§ **Travail à faire**
Recopiez à l'identique chacune des lignes de tous les enregistrements, sans en modifier un seul caractère.

§ **Données extraites**

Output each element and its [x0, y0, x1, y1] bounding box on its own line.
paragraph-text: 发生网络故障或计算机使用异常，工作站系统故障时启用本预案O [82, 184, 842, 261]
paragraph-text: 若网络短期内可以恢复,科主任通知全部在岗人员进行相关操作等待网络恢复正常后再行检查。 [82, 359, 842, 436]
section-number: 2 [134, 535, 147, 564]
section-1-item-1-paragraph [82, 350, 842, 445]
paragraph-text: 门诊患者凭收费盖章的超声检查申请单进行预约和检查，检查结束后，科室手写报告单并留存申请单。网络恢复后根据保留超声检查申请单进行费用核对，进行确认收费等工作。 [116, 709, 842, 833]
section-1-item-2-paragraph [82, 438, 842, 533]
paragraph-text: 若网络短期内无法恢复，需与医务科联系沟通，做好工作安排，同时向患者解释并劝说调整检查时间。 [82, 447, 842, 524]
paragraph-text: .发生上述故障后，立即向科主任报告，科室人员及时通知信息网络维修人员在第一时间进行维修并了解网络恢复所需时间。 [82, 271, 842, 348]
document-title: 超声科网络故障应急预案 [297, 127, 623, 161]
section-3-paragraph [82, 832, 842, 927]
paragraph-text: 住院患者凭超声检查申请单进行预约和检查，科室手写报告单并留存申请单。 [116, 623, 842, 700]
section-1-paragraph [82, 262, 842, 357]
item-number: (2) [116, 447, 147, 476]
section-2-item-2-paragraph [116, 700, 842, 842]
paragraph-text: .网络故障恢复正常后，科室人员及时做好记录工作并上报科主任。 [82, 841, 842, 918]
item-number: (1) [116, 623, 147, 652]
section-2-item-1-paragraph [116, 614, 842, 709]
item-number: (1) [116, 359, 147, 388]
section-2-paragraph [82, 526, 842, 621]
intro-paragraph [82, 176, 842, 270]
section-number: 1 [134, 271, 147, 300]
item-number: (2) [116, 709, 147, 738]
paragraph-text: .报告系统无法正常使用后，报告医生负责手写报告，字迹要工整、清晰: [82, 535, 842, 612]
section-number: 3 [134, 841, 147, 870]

§ **Réponse finale**
Output each element and its [x0, y0, x1, y1] bounding box on its own line.
paragraph-text: 发生网络故障或计算机使用异常，工作站系统故障时启用本预案O [82, 184, 842, 261]
paragraph-text: 若网络短期内可以恢复,科主任通知全部在岗人员进行相关操作等待网络恢复正常后再行检查。 [82, 359, 842, 436]
section-number: 2 [134, 535, 147, 564]
section-1-item-1-paragraph [82, 350, 842, 445]
paragraph-text: 门诊患者凭收费盖章的超声检查申请单进行预约和检查，检查结束后，科室手写报告单并留存申请单。网络恢复后根据保留超声检查申请单进行费用核对，进行确认收费等工作。 [116, 709, 842, 833]
section-1-item-2-paragraph [82, 438, 842, 533]
paragraph-text: 若网络短期内无法恢复，需与医务科联系沟通，做好工作安排，同时向患者解释并劝说调整检查时间。 [82, 447, 842, 524]
paragraph-text: .发生上述故障后，立即向科主任报告，科室人员及时通知信息网络维修人员在第一时间进行维修并了解网络恢复所需时间。 [82, 271, 842, 348]
document-title: 超声科网络故障应急预案 [297, 127, 623, 161]
section-3-paragraph [82, 832, 842, 927]
paragraph-text: 住院患者凭超声检查申请单进行预约和检查，科室手写报告单并留存申请单。 [116, 623, 842, 700]
section-1-paragraph [82, 262, 842, 357]
item-number: (2) [116, 447, 147, 476]
section-2-item-2-paragraph [116, 700, 842, 842]
paragraph-text: .网络故障恢复正常后，科室人员及时做好记录工作并上报科主任。 [82, 841, 842, 918]
item-number: (1) [116, 623, 147, 652]
section-2-item-1-paragraph [116, 614, 842, 709]
item-number: (1) [116, 359, 147, 388]
section-2-paragraph [82, 526, 842, 621]
intro-paragraph [82, 176, 842, 270]
section-number: 1 [134, 271, 147, 300]
item-number: (2) [116, 709, 147, 738]
paragraph-text: .报告系统无法正常使用后，报告医生负责手写报告，字迹要工整、清晰: [82, 535, 842, 612]
section-number: 3 [134, 841, 147, 870]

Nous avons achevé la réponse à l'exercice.